§ Records for the exercise
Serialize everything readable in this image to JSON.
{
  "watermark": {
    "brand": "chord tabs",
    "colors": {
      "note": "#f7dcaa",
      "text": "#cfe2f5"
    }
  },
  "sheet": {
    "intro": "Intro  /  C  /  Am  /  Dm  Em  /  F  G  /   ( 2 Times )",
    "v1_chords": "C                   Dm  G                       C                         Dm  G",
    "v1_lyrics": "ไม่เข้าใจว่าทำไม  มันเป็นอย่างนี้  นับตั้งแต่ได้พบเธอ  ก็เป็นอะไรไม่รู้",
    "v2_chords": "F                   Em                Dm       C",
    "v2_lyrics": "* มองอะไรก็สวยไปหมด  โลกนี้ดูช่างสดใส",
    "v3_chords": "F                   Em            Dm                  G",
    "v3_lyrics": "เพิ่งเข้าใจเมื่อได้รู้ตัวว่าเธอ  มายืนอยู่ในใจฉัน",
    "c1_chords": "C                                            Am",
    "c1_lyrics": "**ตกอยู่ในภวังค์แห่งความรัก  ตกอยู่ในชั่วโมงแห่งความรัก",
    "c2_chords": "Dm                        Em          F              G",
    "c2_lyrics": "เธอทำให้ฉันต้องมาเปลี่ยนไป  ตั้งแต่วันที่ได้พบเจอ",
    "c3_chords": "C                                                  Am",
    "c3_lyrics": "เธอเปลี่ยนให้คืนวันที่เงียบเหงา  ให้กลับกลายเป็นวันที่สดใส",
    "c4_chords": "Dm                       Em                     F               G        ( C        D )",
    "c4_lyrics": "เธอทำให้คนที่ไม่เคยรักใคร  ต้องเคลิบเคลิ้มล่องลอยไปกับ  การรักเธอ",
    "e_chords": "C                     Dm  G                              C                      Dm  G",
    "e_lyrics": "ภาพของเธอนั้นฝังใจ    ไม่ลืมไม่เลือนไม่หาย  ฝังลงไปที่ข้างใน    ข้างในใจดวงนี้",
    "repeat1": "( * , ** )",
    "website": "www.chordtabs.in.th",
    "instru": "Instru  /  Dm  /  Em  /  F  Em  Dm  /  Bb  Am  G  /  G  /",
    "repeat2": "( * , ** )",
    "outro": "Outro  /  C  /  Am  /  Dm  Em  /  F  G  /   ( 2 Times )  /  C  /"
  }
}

§ Task brief
Pull out every line containing "Times".

§ Task result
    "intro": "Intro  /  C  /  Am  /  Dm  Em  /  F  G  /   ( 2 Times )",
    "outro": "Outro  /  C  /  Am  /  Dm  Em  /  F  G  /   ( 2 Times )  /  C  /"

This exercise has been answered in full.